What is required =>
Write out all of the entries exactly, please.

####

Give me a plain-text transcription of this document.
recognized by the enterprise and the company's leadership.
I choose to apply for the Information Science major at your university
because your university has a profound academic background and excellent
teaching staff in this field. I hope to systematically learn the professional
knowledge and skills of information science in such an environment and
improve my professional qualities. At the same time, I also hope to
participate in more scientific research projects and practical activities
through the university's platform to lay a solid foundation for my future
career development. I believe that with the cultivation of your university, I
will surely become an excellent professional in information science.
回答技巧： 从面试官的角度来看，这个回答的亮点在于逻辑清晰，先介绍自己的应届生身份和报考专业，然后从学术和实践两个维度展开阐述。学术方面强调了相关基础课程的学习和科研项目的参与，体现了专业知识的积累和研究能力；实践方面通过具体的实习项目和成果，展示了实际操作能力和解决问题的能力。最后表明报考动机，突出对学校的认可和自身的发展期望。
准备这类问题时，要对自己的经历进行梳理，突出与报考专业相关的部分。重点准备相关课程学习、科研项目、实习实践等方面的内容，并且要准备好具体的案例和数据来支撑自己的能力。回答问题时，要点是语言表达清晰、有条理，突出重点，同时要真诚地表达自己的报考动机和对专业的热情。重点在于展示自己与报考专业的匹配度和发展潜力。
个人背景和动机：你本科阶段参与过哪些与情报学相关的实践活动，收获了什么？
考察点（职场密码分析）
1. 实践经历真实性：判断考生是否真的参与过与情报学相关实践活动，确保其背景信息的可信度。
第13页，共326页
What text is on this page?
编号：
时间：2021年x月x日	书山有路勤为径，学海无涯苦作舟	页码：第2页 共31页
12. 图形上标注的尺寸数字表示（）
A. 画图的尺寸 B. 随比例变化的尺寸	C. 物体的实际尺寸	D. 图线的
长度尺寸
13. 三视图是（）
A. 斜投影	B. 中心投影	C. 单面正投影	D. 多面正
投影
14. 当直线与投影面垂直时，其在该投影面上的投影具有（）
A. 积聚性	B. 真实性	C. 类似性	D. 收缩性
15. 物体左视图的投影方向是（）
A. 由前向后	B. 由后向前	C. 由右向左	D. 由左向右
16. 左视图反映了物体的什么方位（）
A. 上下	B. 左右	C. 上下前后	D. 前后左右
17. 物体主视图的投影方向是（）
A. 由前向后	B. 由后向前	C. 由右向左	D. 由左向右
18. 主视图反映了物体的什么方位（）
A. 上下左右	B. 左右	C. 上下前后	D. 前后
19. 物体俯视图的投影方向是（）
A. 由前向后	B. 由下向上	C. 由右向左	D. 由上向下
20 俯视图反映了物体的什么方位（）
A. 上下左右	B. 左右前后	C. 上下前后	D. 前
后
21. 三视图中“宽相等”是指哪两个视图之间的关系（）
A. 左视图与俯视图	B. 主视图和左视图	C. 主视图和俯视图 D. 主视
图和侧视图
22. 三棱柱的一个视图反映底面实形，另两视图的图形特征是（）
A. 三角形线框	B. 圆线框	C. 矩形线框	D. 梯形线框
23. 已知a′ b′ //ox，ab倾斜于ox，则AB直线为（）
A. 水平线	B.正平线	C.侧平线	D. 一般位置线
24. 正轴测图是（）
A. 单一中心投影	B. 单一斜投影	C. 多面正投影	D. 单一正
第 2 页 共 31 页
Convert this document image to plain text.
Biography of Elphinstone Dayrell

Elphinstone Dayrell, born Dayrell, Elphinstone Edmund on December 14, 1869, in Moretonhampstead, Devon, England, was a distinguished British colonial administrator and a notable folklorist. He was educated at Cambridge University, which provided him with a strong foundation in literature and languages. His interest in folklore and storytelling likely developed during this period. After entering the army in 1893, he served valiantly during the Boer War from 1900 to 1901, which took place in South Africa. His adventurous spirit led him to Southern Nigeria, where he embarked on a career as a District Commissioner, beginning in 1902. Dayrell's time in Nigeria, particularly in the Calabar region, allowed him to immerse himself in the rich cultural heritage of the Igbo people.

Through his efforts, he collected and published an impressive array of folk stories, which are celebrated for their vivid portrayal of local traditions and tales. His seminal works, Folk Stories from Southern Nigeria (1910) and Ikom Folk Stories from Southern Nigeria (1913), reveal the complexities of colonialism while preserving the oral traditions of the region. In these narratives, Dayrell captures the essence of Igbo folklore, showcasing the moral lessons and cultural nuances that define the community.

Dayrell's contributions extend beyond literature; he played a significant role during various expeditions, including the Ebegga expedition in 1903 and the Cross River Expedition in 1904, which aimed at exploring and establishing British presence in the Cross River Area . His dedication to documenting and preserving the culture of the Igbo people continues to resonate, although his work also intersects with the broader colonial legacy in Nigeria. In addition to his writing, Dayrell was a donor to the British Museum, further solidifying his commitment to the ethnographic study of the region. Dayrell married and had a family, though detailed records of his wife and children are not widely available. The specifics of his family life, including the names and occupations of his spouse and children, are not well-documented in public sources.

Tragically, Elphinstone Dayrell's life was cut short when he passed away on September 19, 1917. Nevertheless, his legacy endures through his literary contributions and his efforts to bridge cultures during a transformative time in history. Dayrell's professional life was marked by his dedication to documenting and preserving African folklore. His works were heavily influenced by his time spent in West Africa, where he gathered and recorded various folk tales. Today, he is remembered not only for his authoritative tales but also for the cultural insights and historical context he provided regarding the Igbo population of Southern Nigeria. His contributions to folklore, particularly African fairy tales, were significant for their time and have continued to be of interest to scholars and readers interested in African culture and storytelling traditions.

####

Result of the exercise =>
Give me a plain-text transcription of this document.
recognized by the enterprise and the company's leadership.
I choose to apply for the Information Science major at your university
because your university has a profound academic background and excellent
teaching staff in this field. I hope to systematically learn the professional
knowledge and skills of information science in such an environment and
improve my professional qualities. At the same time, I also hope to
participate in more scientific research projects and practical activities
through the university's platform to lay a solid foundation for my future
career development. I believe that with the cultivation of your university, I
will surely become an excellent professional in information science.
回答技巧： 从面试官的角度来看，这个回答的亮点在于逻辑清晰，先介绍自己的应届生身份和报考专业，然后从学术和实践两个维度展开阐述。学术方面强调了相关基础课程的学习和科研项目的参与，体现了专业知识的积累和研究能力；实践方面通过具体的实习项目和成果，展示了实际操作能力和解决问题的能力。最后表明报考动机，突出对学校的认可和自身的发展期望。
准备这类问题时，要对自己的经历进行梳理，突出与报考专业相关的部分。重点准备相关课程学习、科研项目、实习实践等方面的内容，并且要准备好具体的案例和数据来支撑自己的能力。回答问题时，要点是语言表达清晰、有条理，突出重点，同时要真诚地表达自己的报考动机和对专业的热情。重点在于展示自己与报考专业的匹配度和发展潜力。
个人背景和动机：你本科阶段参与过哪些与情报学相关的实践活动，收获了什么？
考察点（职场密码分析）
1. 实践经历真实性：判断考生是否真的参与过与情报学相关实践活动，确保其背景信息的可信度。
第13页，共326页
What text is on this page?
编号：
时间：2021年x月x日	书山有路勤为径，学海无涯苦作舟	页码：第2页 共31页
12. 图形上标注的尺寸数字表示（）
A. 画图的尺寸 B. 随比例变化的尺寸	C. 物体的实际尺寸	D. 图线的
长度尺寸
13. 三视图是（）
A. 斜投影	B. 中心投影	C. 单面正投影	D. 多面正
投影
14. 当直线与投影面垂直时，其在该投影面上的投影具有（）
A. 积聚性	B. 真实性	C. 类似性	D. 收缩性
15. 物体左视图的投影方向是（）
A. 由前向后	B. 由后向前	C. 由右向左	D. 由左向右
16. 左视图反映了物体的什么方位（）
A. 上下	B. 左右	C. 上下前后	D. 前后左右
17. 物体主视图的投影方向是（）
A. 由前向后	B. 由后向前	C. 由右向左	D. 由左向右
18. 主视图反映了物体的什么方位（）
A. 上下左右	B. 左右	C. 上下前后	D. 前后
19. 物体俯视图的投影方向是（）
A. 由前向后	B. 由下向上	C. 由右向左	D. 由上向下
20 俯视图反映了物体的什么方位（）
A. 上下左右	B. 左右前后	C. 上下前后	D. 前
后
21. 三视图中“宽相等”是指哪两个视图之间的关系（）
A. 左视图与俯视图	B. 主视图和左视图	C. 主视图和俯视图 D. 主视
图和侧视图
22. 三棱柱的一个视图反映底面实形，另两视图的图形特征是（）
A. 三角形线框	B. 圆线框	C. 矩形线框	D. 梯形线框
23. 已知a′ b′ //ox，ab倾斜于ox，则AB直线为（）
A. 水平线	B.正平线	C.侧平线	D. 一般位置线
24. 正轴测图是（）
A. 单一中心投影	B. 单一斜投影	C. 多面正投影	D. 单一正
第 2 页 共 31 页
Convert this document image to plain text.
Biography of Elphinstone Dayrell

Elphinstone Dayrell, born Dayrell, Elphinstone Edmund on December 14, 1869, in Moretonhampstead, Devon, England, was a distinguished British colonial administrator and a notable folklorist. He was educated at Cambridge University, which provided him with a strong foundation in literature and languages. His interest in folklore and storytelling likely developed during this period. After entering the army in 1893, he served valiantly during the Boer War from 1900 to 1901, which took place in South Africa. His adventurous spirit led him to Southern Nigeria, where he embarked on a career as a District Commissioner, beginning in 1902. Dayrell's time in Nigeria, particularly in the Calabar region, allowed him to immerse himself in the rich cultural heritage of the Igbo people.

Through his efforts, he collected and published an impressive array of folk stories, which are celebrated for their vivid portrayal of local traditions and tales. His seminal works, Folk Stories from Southern Nigeria (1910) and Ikom Folk Stories from Southern Nigeria (1913), reveal the complexities of colonialism while preserving the oral traditions of the region. In these narratives, Dayrell captures the essence of Igbo folklore, showcasing the moral lessons and cultural nuances that define the community.

Dayrell's contributions extend beyond literature; he played a significant role during various expeditions, including the Ebegga expedition in 1903 and the Cross River Expedition in 1904, which aimed at exploring and establishing British presence in the Cross River Area . His dedication to documenting and preserving the culture of the Igbo people continues to resonate, although his work also intersects with the broader colonial legacy in Nigeria. In addition to his writing, Dayrell was a donor to the British Museum, further solidifying his commitment to the ethnographic study of the region. Dayrell married and had a family, though detailed records of his wife and children are not widely available. The specifics of his family life, including the names and occupations of his spouse and children, are not well-documented in public sources.

Tragically, Elphinstone Dayrell's life was cut short when he passed away on September 19, 1917. Nevertheless, his legacy endures through his literary contributions and his efforts to bridge cultures during a transformative time in history. Dayrell's professional life was marked by his dedication to documenting and preserving African folklore. His works were heavily influenced by his time spent in West Africa, where he gathered and recorded various folk tales. Today, he is remembered not only for his authoritative tales but also for the cultural insights and historical context he provided regarding the Igbo population of Southern Nigeria. His contributions to folklore, particularly African fairy tales, were significant for their time and have continued to be of interest to scholars and readers interested in African culture and storytelling traditions.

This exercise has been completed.